• Data for this exercise
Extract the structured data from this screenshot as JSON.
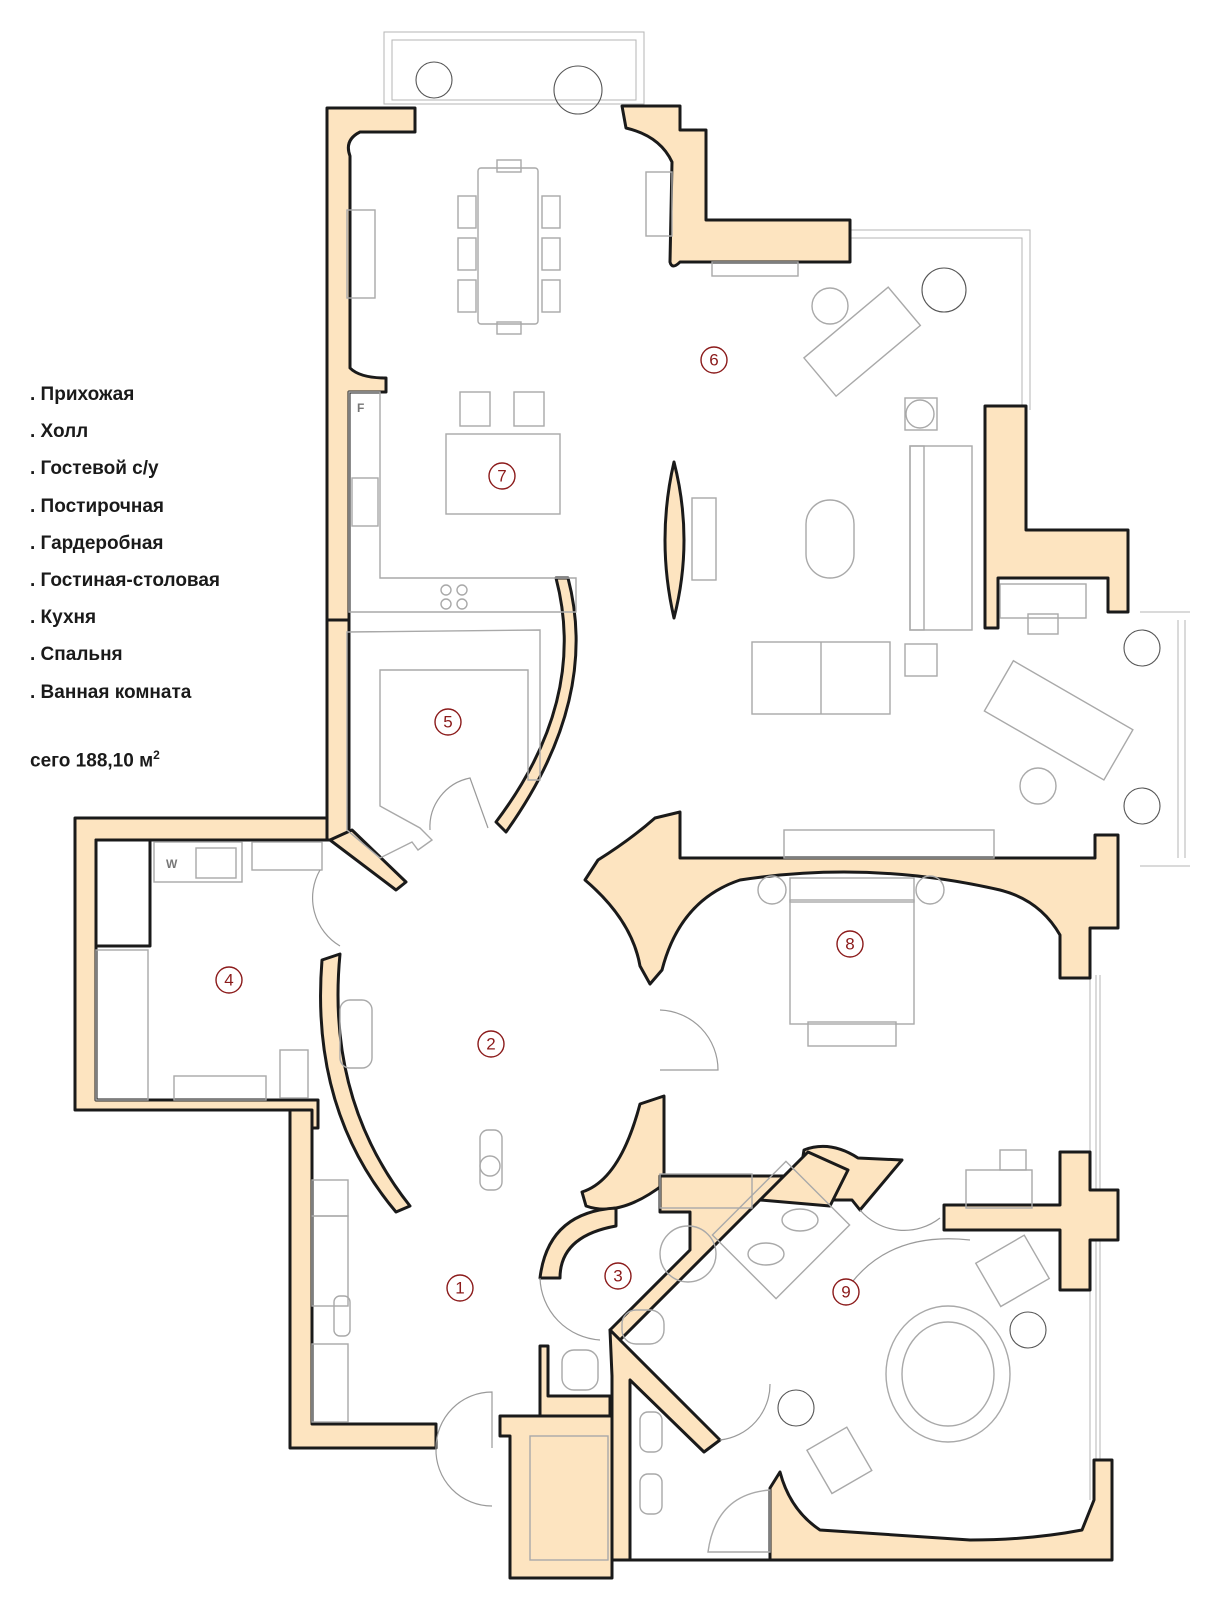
{
  "legend": {
    "items": [
      ". Прихожая",
      ". Холл",
      ". Гостевой с/у",
      ". Постирочная",
      ". Гардеробная",
      ". Гостиная-столовая",
      ". Кухня",
      ". Спальня",
      ". Ванная комната"
    ],
    "total_prefix": "сего 188,10 м",
    "total_sup": "2"
  },
  "rooms": [
    {
      "number": "1"
    },
    {
      "number": "2"
    },
    {
      "number": "3"
    },
    {
      "number": "4"
    },
    {
      "number": "5"
    },
    {
      "number": "6"
    },
    {
      "number": "7"
    },
    {
      "number": "8"
    },
    {
      "number": "9"
    }
  ],
  "appliance_marks": {
    "fridge": "F",
    "washer": "W"
  },
  "colors": {
    "wall_fill": "#fde4c0",
    "wall_stroke": "#1a1a1a",
    "room_number": "#8b1a1a",
    "furniture": "#a9a9a9"
  }
}
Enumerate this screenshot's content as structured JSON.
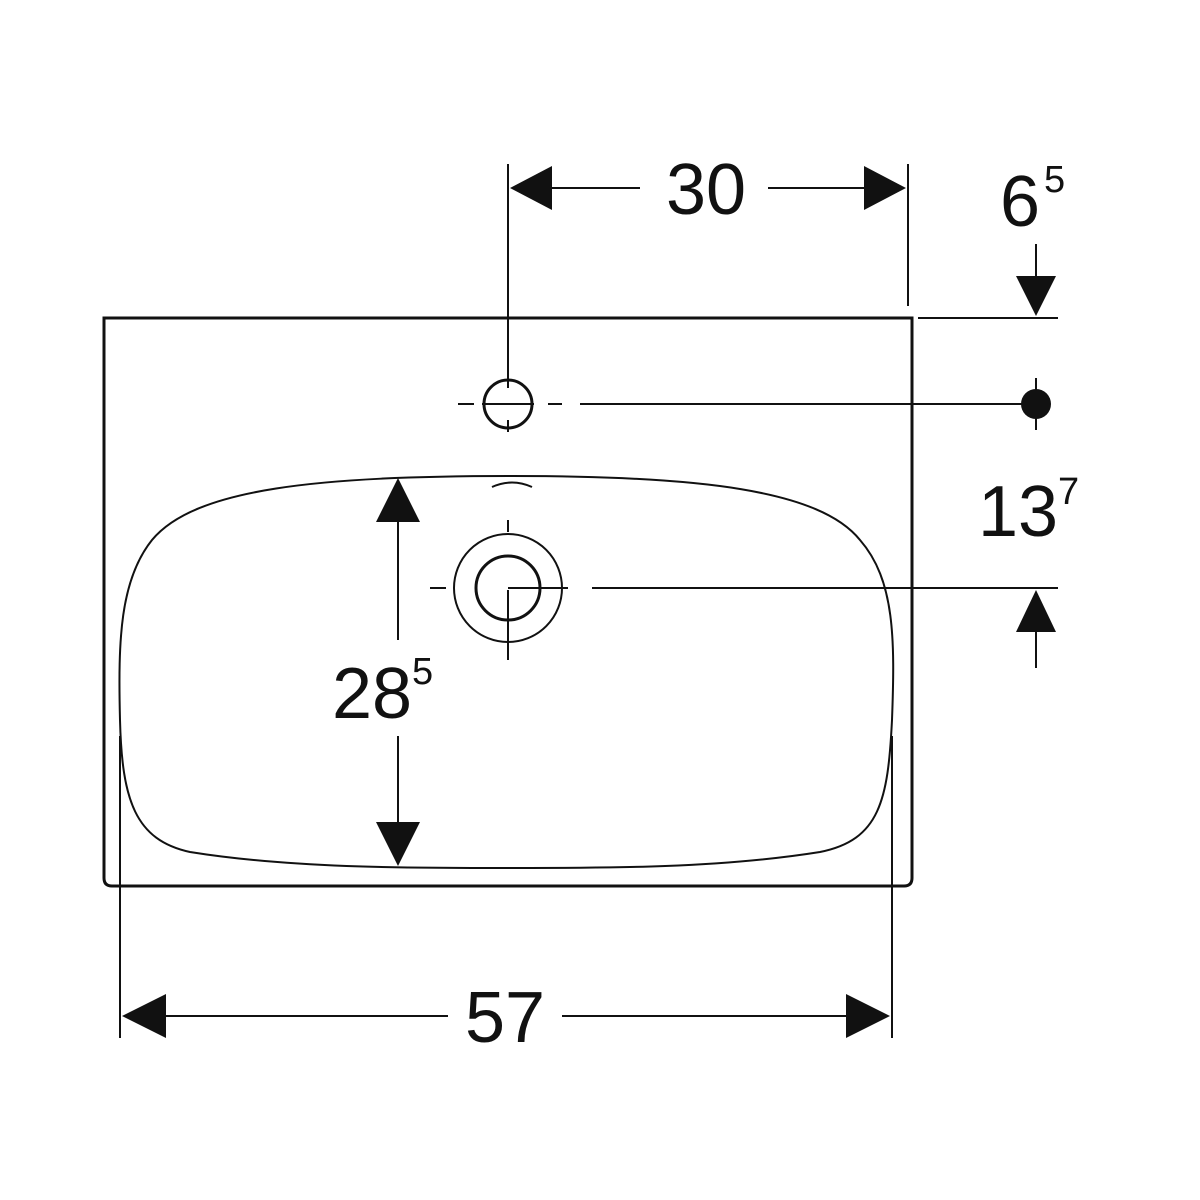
{
  "dimensions": {
    "tap_hole_offset": {
      "main": "30",
      "sup": ""
    },
    "tap_hole_depth": {
      "main": "6",
      "sup": "5"
    },
    "tap_to_drain": {
      "main": "13",
      "sup": "7"
    },
    "bowl_depth": {
      "main": "28",
      "sup": "5"
    },
    "overall_width": {
      "main": "57",
      "sup": ""
    }
  },
  "colors": {
    "line": "#111111",
    "background": "#ffffff"
  }
}
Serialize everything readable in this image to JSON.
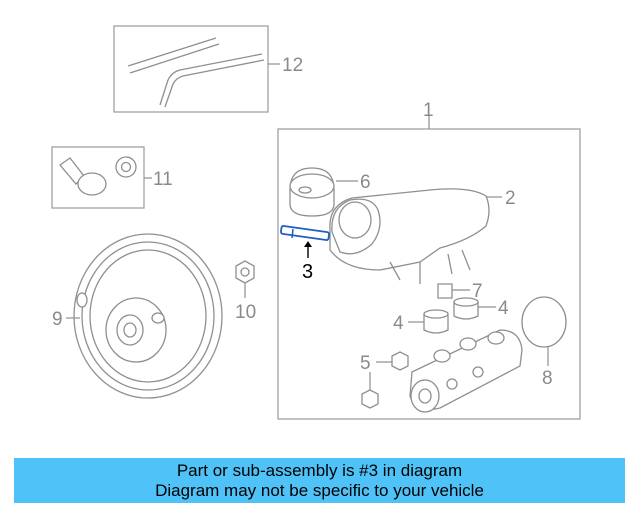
{
  "diagram": {
    "callouts": {
      "c1": "1",
      "c2": "2",
      "c3": "3",
      "c4a": "4",
      "c4b": "4",
      "c5": "5",
      "c6": "6",
      "c7": "7",
      "c8": "8",
      "c9": "9",
      "c10": "10",
      "c11": "11",
      "c12": "12"
    },
    "highlight_color": "#1f5fbf",
    "line_color": "#8f8f8f"
  },
  "banner": {
    "line1": "Part or sub-assembly is #3 in diagram",
    "line2": "Diagram may not be specific to your vehicle",
    "background": "#4fc3f7"
  }
}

• Problem to work on
Track down every line holding the string "background" and copy it.

• Correct result
    "background": "#ffffff"
    "background": "#4fc3f7"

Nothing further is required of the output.